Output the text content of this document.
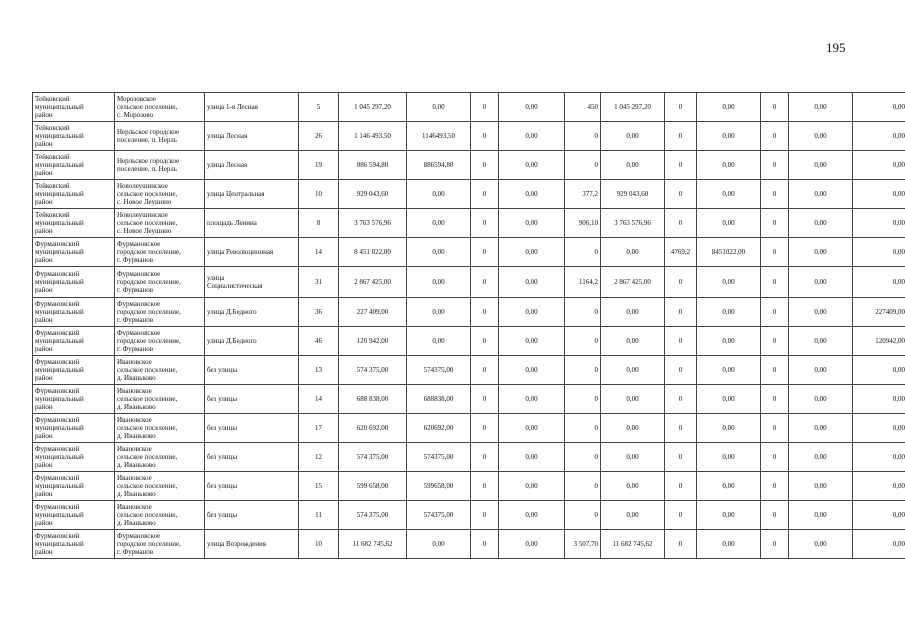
195
Тейковский
муниципальный
район	Морозовское
сельское поселение,
с. Морозово	улица 1-я Лесная	5	1 045 297,20	0,00	0	0,00	450	1 045 297,20	0	0,00	0	0,00	0,00

Тейковский
муниципальный
район	Нерльское городское
поселение, п. Нерль	улица Лесная	26	1 146 493,50	1146493,50	0	0,00	0	0,00	0	0,00	0	0,00	0,00

Тейковский
муниципальный
район	Нерльское городское
поселение, п. Нерль	улица Лесная	19	886 594,80	886594,80	0	0,00	0	0,00	0	0,00	0	0,00	0,00

Тейковский
муниципальный
район	Новолеушинское
сельское поселение,
с. Новое Леушино	улица Центральная	10	929 043,60	0,00	0	0,00	377,2	929 043,60	0	0,00	0	0,00	0,00

Тейковский
муниципальный
район	Новолеушинское
сельское поселение,
с. Новое Леушино	площадь Ленина	8	3 763 576,96	0,00	0	0,00	906,10	3 763 576,96	0	0,00	0	0,00	0,00

Фурмановский
муниципальный
район	Фурмановское
городское поселение,
г. Фурманов	улица Революционная	14	8 451 022,00	0,00	0	0,00	0	0,00	4769,2	8451022,00	0	0,00	0,00

Фурмановский
муниципальный
район	Фурмановское
городское поселение,
г. Фурманов	улица
Социалистическая	31	2 867 425,00	0,00	0	0,00	1164,2	2 867 425,00	0	0,00	0	0,00	0,00

Фурмановский
муниципальный
район	Фурмановское
городское поселение,
г. Фурманов	улица Д.Бедного	36	227 409,00	0,00	0	0,00	0	0,00	0	0,00	0	0,00	227409,00

Фурмановский
муниципальный
район	Фурмановское
городское поселение,
г. Фурманов	улица Д.Бедного	46	120 942,00	0,00	0	0,00	0	0,00	0	0,00	0	0,00	120942,00

Фурмановский
муниципальный
район	Ивановское
сельское поселение,
д. Иваньково	без улицы	13	574 375,00	574375,00	0	0,00	0	0,00	0	0,00	0	0,00	0,00

Фурмановский
муниципальный
район	Ивановское
сельское поселение,
д. Иваньково	без улицы	14	688 838,00	688838,00	0	0,00	0	0,00	0	0,00	0	0,00	0,00

Фурмановский
муниципальный
район	Ивановское
сельское поселение,
д. Иваньково	без улицы	17	620 692,00	620692,00	0	0,00	0	0,00	0	0,00	0	0,00	0,00

Фурмановский
муниципальный
район	Ивановское
сельское поселение,
д. Иваньково	без улицы	12	574 375,00	574375,00	0	0,00	0	0,00	0	0,00	0	0,00	0,00

Фурмановский
муниципальный
район	Ивановское
сельское поселение,
д. Иваньково	без улицы	15	599 658,00	599658,00	0	0,00	0	0,00	0	0,00	0	0,00	0,00

Фурмановский
муниципальный
район	Ивановское
сельское поселение,
д. Иваньково	без улицы	11	574 375,00	574375,00	0	0,00	0	0,00	0	0,00	0	0,00	0,00

Фурмановский
муниципальный
район	Фурмановское
городское поселение,
г. Фурманов	улица Возрождения	10	11 682 745,62	0,00	0	0,00	3 507,70	11 682 745,62	0	0,00	0	0,00	0,00
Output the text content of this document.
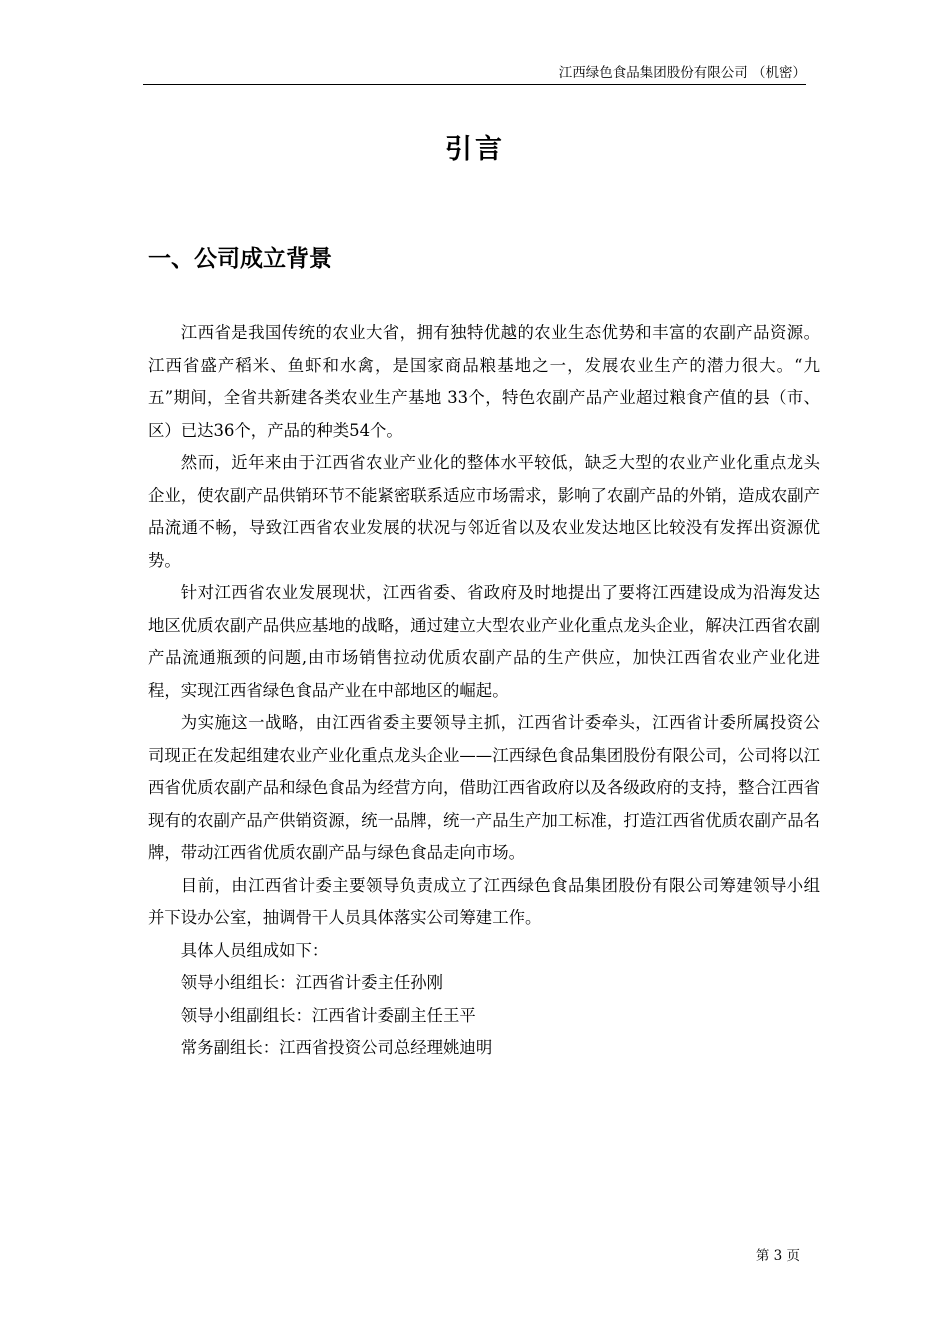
江西绿色食品集团股份有限公司 （机密）
引言
一、公司成立背景

江西省是我国传统的农业大省，拥有独特优越的农业生态优势和丰富的农副产品资源。江西省盛产稻米、鱼虾和水禽，是国家商品粮基地之一，发展农业生产的潜力很大。“九五”期间，全省共新建各类农业生产基地 33个，特色农副产品产业超过粮食产值的县（市、区）已达36个，产品的种类54个。

然而，近年来由于江西省农业产业化的整体水平较低，缺乏大型的农业产业化重点龙头企业，使农副产品供销环节不能紧密联系适应市场需求，影响了农副产品的外销，造成农副产品流通不畅，导致江西省农业发展的状况与邻近省以及农业发达地区比较没有发挥出资源优势。

针对江西省农业发展现状，江西省委、省政府及时地提出了要将江西建设成为沿海发达地区优质农副产品供应基地的战略，通过建立大型农业产业化重点龙头企业，解决江西省农副产品流通瓶颈的问题,由市场销售拉动优质农副产品的生产供应，加快江西省农业产业化进程，实现江西省绿色食品产业在中部地区的崛起。

为实施这一战略，由江西省委主要领导主抓，江西省计委牵头，江西省计委所属投资公司现正在发起组建农业产业化重点龙头企业——江西绿色食品集团股份有限公司，公司将以江西省优质农副产品和绿色食品为经营方向，借助江西省政府以及各级政府的支持，整合江西省现有的农副产品产供销资源，统一品牌，统一产品生产加工标准，打造江西省优质农副产品名牌，带动江西省优质农副产品与绿色食品走向市场。

目前，由江西省计委主要领导负责成立了江西绿色食品集团股份有限公司筹建领导小组并下设办公室，抽调骨干人员具体落实公司筹建工作。

具体人员组成如下：

领导小组组长：江西省计委主任孙刚

领导小组副组长：江西省计委副主任王平

常务副组长：江西省投资公司总经理姚迪明

第 3 页
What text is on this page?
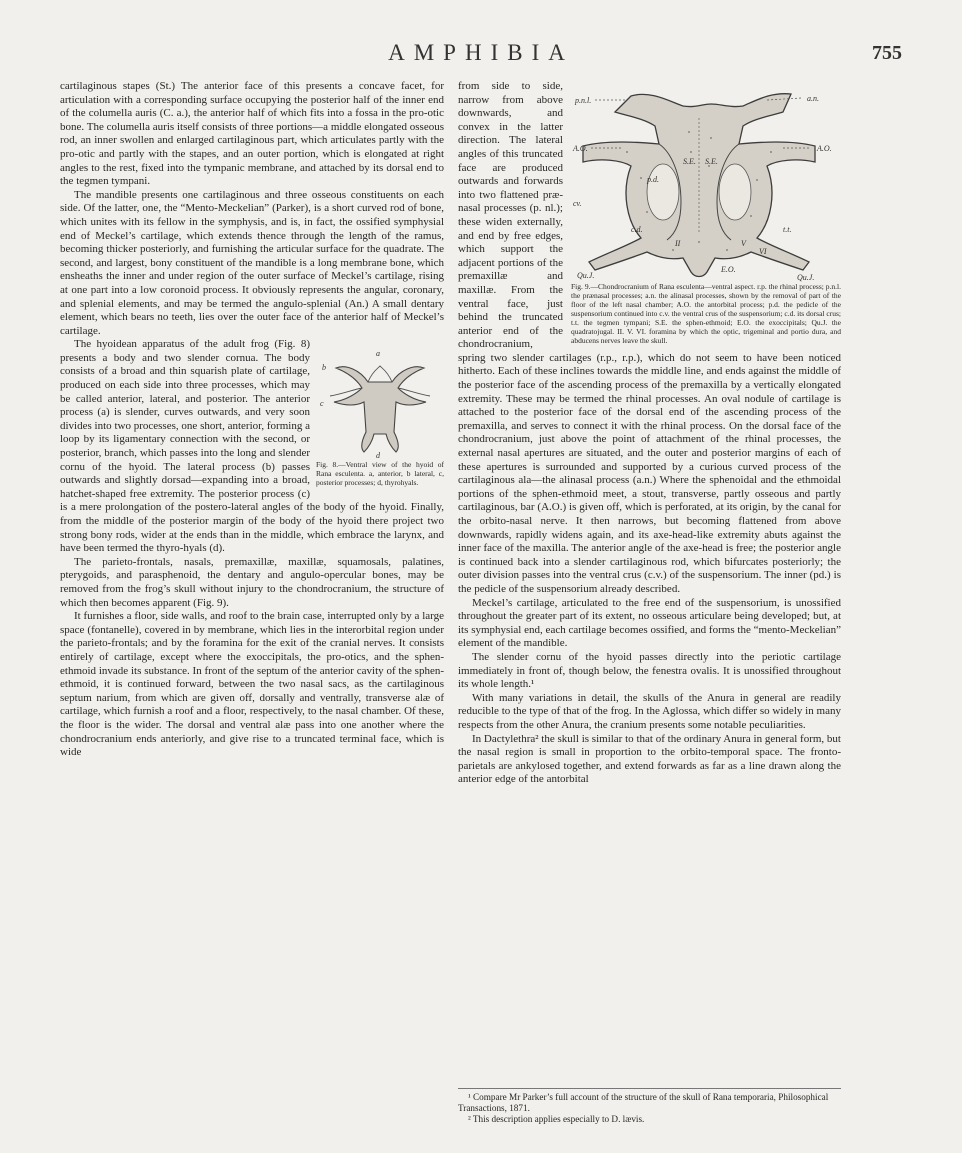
AMPHIBIA	755

cartilaginous stapes (St.) The anterior face of this presents a concave facet, for articulation with a corresponding surface occupying the posterior half of the inner end of the columella auris (C. a.), the anterior half of which fits into a fossa in the pro-otic bone. The columella auris itself consists of three portions—a middle elongated osseous rod, an inner swollen and enlarged cartilaginous part, which articulates partly with the pro-otic and partly with the stapes, and an outer portion, which is elongated at right angles to the rest, fixed into the tympanic membrane, and attached by its dorsal end to the tegmen tympani.

The mandible presents one cartilaginous and three osseous constituents on each side. Of the latter, one, the “Mento-Meckelian” (Parker), is a short curved rod of bone, which unites with its fellow in the symphysis, and is, in fact, the ossified symphysial end of Meckel’s cartilage, which extends thence through the length of the ramus, becoming thicker posteriorly, and furnishing the articular surface for the quadrate. The second, and largest, bony constituent of the mandible is a long membrane bone, which ensheaths the inner and under region of the outer surface of Meckel’s cartilage, rising at one part into a low coronoid process. It obviously represents the angular, coronary, and splenial elements, and may be termed the angulo-splenial (An.) A small dentary element, which bears no teeth, lies over the outer face of the anterior half of Meckel’s cartilage.

a
b
c
d
Fig. 8.—Ventral view of the hyoid of Rana esculenta. a, anterior, b lateral, c, posterior processes; d, thyrohyals.

The hyoidean apparatus of the adult frog (Fig. 8) presents a body and two slender cornua. The body consists of a broad and thin squarish plate of cartilage, produced on each side into three processes, which may be called anterior, lateral, and posterior. The anterior process (a) is slender, curves outwards, and very soon divides into two processes, one short, anterior, forming a loop by its ligamentary connection with the second, or posterior, branch, which passes into the long and slender cornu of the hyoid. The lateral process (b) passes outwards and slightly dorsad—expanding into a broad, hatchet-shaped free extremity. The posterior process (c) is a mere prolongation of the postero-lateral angles of the body of the hyoid. Finally, from the middle of the posterior margin of the body of the hyoid there project two strong bony rods, wider at the ends than in the middle, which embrace the larynx, and have been termed the thyro-hyals (d).

The parieto-frontals, nasals, premaxillæ, maxillæ, squamosals, palatines, pterygoids, and parasphenoid, the dentary and angulo-opercular bones, may be removed from the frog’s skull without injury to the chondrocranium, the structure of which then becomes apparent (Fig. 9).

It furnishes a floor, side walls, and roof to the brain case, interrupted only by a large space (fontanelle), covered in by membrane, which lies in the interorbital region under the parieto-frontals; and by the foramina for the exit of the cranial nerves. It consists entirely of cartilage, except where the exoccipitals, the pro-otics, and the sphen-ethmoid invade its substance. In front of the septum of the anterior cavity of the sphen-ethmoid, it is continued forward, between the two nasal sacs, as the cartilaginous septum narium, from which are given off, dorsally and ventrally, transverse alæ of cartilage, which furnish a roof and a floor, respectively, to the nasal chamber. Of these, the floor is the wider. The dorsal and ventral alæ pass into one another where the chondrocranium ends anteriorly, and give rise to a truncated terminal face, which is wide

p.n.l.	a.n.
A.O.	A.O.
S.E. S.E.
p.d.
cv.
c.d.	t.t.
Qu.J.	Qu.J.
E.O.
II	V
VI
Fig. 9.—Chondrocranium of Rana esculenta—ventral aspect. r.p. the rhinal process; p.n.l. the prænasal processes; a.n. the alinasal processes, shown by the removal of part of the floor of the left nasal chamber; A.O. the antorbital process; p.d. the pedicle of the suspensorium continued into c.v. the ventral crus of the suspensorium; c.d. its dorsal crus; t.t. the tegmen tympani; S.E. the sphen-ethmoid; E.O. the exoccipitals; Qu.J. the quadratojugal. II. V. VI. foramina by which the optic, trigeminal and portio dura, and abducens nerves leave the skull.

from side to side, narrow from above downwards, and convex in the latter direction. The lateral angles of this truncated face are produced outwards and forwards into two flattened præ-nasal processes (p. nl.); these widen externally, and end by free edges, which support the adjacent portions of the premaxillæ and maxillæ. From the ventral face, just behind the truncated anterior end of the chondrocranium, spring two slender cartilages (r.p., r.p.), which do not seem to have been noticed hitherto. Each of these inclines towards the middle line, and ends against the middle of the posterior face of the ascending process of the premaxilla by a vertically elongated extremity. These may be termed the rhinal processes. An oval nodule of cartilage is attached to the posterior face of the dorsal end of the ascending process of the premaxilla, and serves to connect it with the rhinal process. On the dorsal face of the chondrocranium, just above the point of attachment of the rhinal processes, the external nasal apertures are situated, and the outer and posterior margins of each of these apertures is surrounded and supported by a curious curved process of the cartilaginous ala—the alinasal process (a.n.) Where the sphenoidal and the ethmoidal portions of the sphen-ethmoid meet, a stout, transverse, partly osseous and partly cartilaginous, bar (A.O.) is given off, which is perforated, at its origin, by the canal for the orbito-nasal nerve. It then narrows, but becoming flattened from above downwards, rapidly widens again, and its axe-head-like extremity abuts against the inner face of the maxilla. The anterior angle of the axe-head is free; the posterior angle is continued back into a slender cartilaginous rod, which bifurcates posteriorly; the outer division passes into the ventral crus (c.v.) of the suspensorium. The inner (pd.) is the pedicle of the suspensorium already described.

Meckel’s cartilage, articulated to the free end of the suspensorium, is unossified throughout the greater part of its extent, no osseous articulare being developed; but, at its symphysial end, each cartilage becomes ossified, and forms the “mento-Meckelian” element of the mandible.

The slender cornu of the hyoid passes directly into the periotic cartilage immediately in front of, though below, the fenestra ovalis. It is unossified throughout its whole length.¹

With many variations in detail, the skulls of the Anura in general are readily reducible to the type of that of the frog. In the Aglossa, which differ so widely in many respects from the other Anura, the cranium presents some notable peculiarities.

In Dactylethra² the skull is similar to that of the ordinary Anura in general form, but the nasal region is small in proportion to the orbito-temporal space. The fronto-parietals are ankylosed together, and extend forwards as far as a line drawn along the anterior edge of the antorbital

¹ Compare Mr Parker’s full account of the structure of the skull of Rana temporaria, Philosophical Transactions, 1871.
² This description applies especially to D. lævis.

####################

**Directions for this task:** Where a line of the data holds "Бедного", show that line.

**Final result:**
г. Фурманов	улица Д.Бедного	36	227 409,00	0,00	0	0,00	0	0,00	0	0,00	0	0,00	227409,00
г. Фурманов	улица Д.Бедного	46	120 942,00	0,00	0	0,00	0	0,00	0	0,00	0	0,00	120942,00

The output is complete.